**WRITTEN INSTRUCTION:** Which lines in the material below contain the word "возрасте"? Copy each of them.

**PROVIDED MATERIAL:**
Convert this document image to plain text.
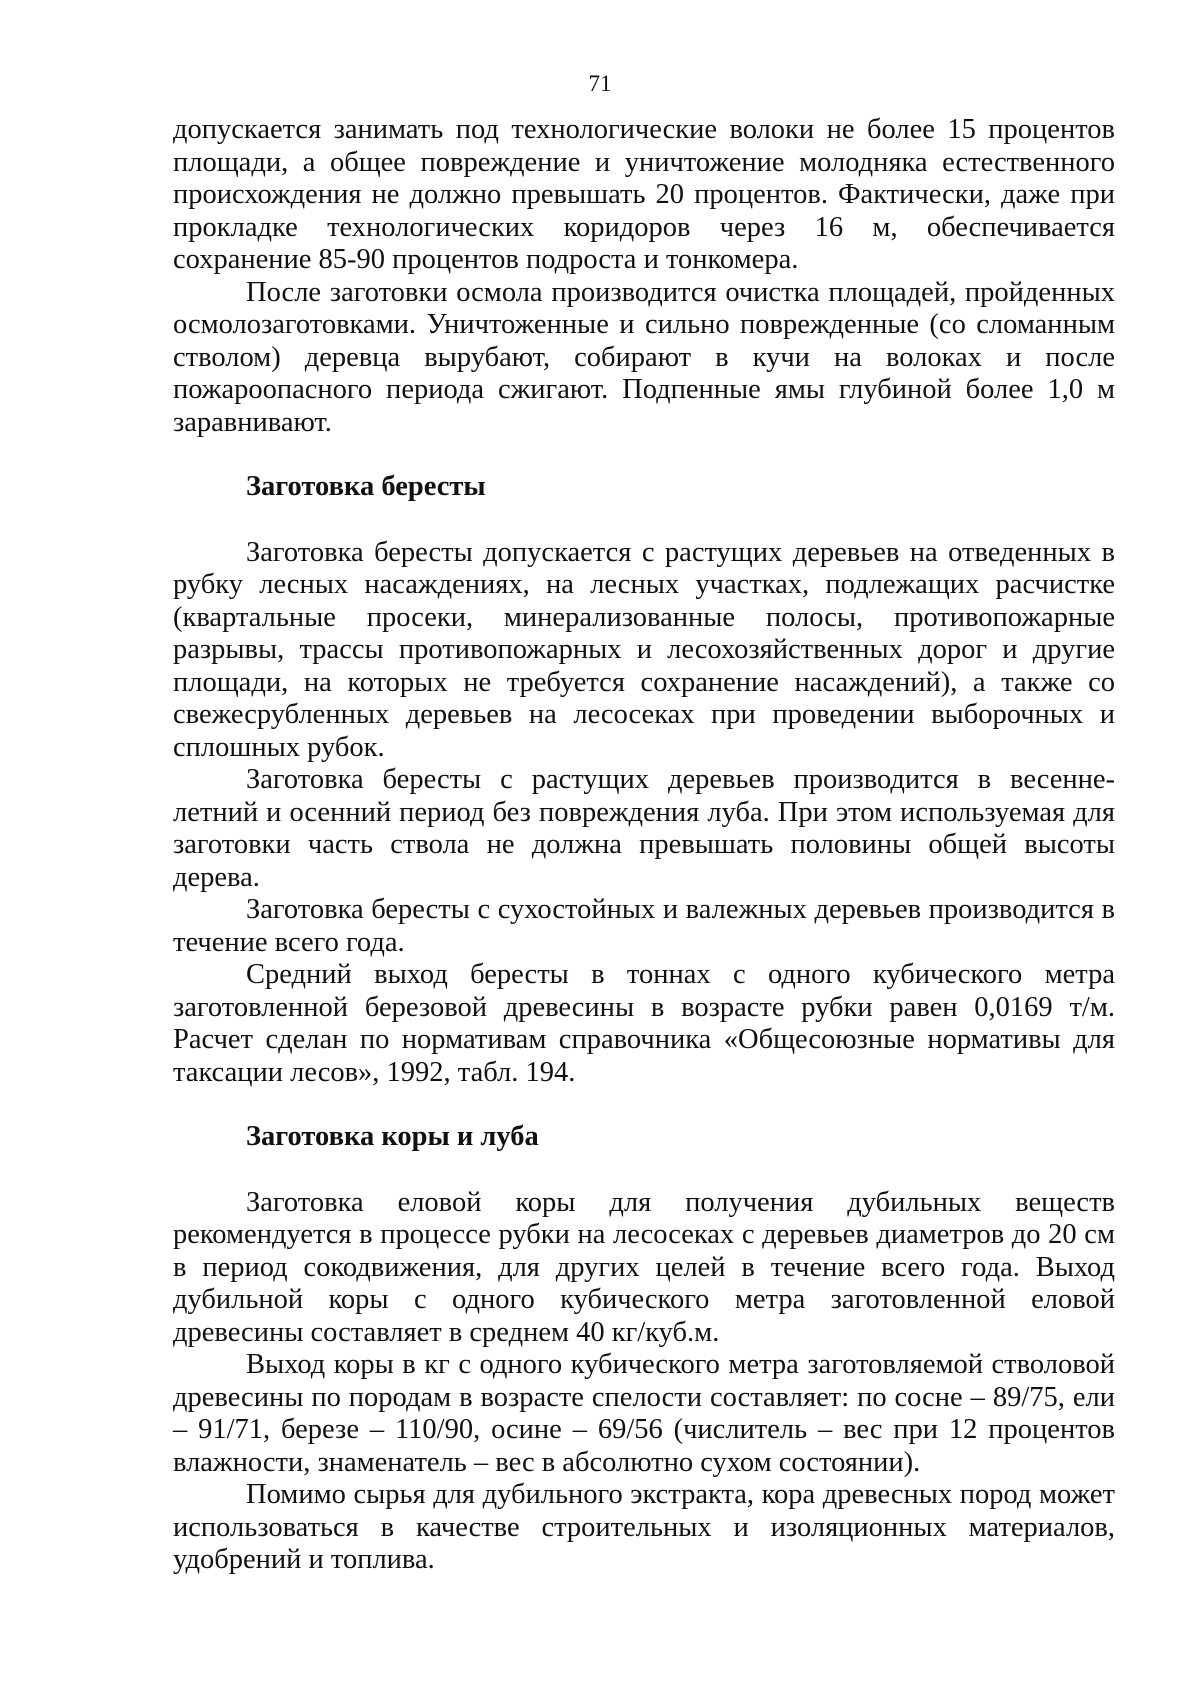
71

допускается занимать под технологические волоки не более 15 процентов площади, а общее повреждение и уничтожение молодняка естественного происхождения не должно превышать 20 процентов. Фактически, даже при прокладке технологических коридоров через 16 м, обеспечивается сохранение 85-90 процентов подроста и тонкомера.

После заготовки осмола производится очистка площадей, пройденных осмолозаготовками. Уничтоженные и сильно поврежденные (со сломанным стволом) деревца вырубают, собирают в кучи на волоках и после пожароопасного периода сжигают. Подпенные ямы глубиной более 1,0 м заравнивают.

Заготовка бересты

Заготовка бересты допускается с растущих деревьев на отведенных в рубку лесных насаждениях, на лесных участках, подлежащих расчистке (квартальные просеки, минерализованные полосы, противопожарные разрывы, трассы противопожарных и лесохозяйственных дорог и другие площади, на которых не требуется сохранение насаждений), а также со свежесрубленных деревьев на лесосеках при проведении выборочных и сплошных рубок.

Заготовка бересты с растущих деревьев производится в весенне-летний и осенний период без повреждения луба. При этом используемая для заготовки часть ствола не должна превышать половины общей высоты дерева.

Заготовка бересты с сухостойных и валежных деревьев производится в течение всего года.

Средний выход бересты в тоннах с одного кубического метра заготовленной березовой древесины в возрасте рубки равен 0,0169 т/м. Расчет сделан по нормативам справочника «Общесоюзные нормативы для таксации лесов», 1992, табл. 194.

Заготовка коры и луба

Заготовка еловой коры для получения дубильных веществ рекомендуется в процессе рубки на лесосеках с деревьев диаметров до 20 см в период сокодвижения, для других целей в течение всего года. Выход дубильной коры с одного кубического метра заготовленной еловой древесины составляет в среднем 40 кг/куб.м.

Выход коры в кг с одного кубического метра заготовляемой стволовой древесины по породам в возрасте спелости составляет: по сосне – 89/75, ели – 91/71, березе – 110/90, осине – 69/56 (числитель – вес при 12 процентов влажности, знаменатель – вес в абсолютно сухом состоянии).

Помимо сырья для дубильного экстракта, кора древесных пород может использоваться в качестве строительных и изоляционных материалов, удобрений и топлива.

==

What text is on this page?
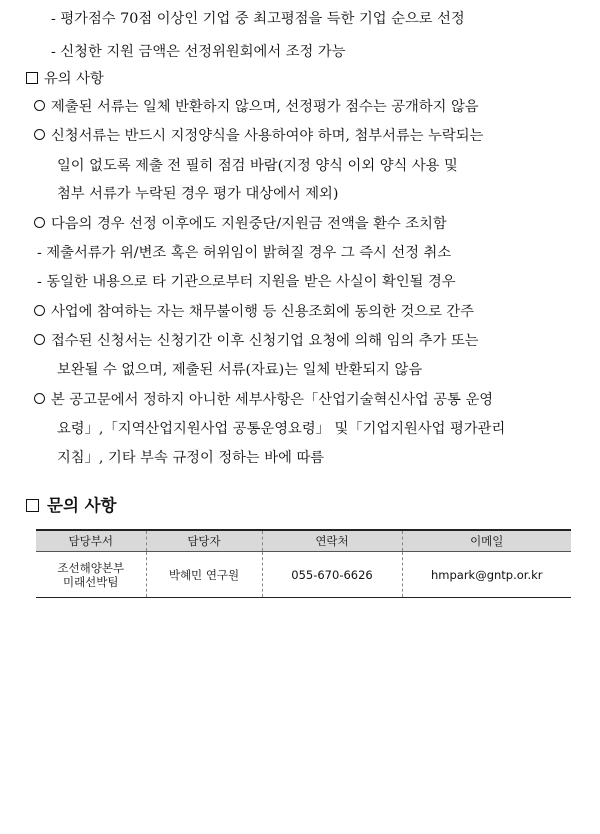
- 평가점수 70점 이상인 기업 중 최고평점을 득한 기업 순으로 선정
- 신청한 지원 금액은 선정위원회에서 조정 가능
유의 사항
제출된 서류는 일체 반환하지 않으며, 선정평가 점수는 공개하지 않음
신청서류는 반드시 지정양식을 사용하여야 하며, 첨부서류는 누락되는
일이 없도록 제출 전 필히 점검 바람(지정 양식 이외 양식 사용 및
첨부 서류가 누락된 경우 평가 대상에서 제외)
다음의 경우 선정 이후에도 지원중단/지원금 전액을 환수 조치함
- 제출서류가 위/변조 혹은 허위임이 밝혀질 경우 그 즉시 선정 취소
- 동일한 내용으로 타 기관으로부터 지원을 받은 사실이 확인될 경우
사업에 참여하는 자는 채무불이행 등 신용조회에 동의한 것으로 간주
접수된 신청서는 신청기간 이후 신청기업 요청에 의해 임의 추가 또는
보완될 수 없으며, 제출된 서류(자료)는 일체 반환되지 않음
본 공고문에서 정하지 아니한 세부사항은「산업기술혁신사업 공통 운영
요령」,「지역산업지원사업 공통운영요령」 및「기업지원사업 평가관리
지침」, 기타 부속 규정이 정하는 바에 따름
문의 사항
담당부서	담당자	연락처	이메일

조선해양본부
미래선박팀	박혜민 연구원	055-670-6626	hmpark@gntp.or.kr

**FINAL ANSWER:**
Средний выход бересты в тоннах с одного кубического метра заготовленной березовой древесины в возрасте рубки равен 0,0169 т/м. Расчет сделан по нормативам справочника «Общесоюзные нормативы для таксации лесов», 1992, табл. 194.
Выход коры в кг с одного кубического метра заготовляемой стволовой древесины по породам в возрасте спелости составляет: по сосне – 89/75, ели – 91/71, березе – 110/90, осине – 69/56 (числитель – вес при 12 процентов влажности, знаменатель – вес в абсолютно сухом состоянии).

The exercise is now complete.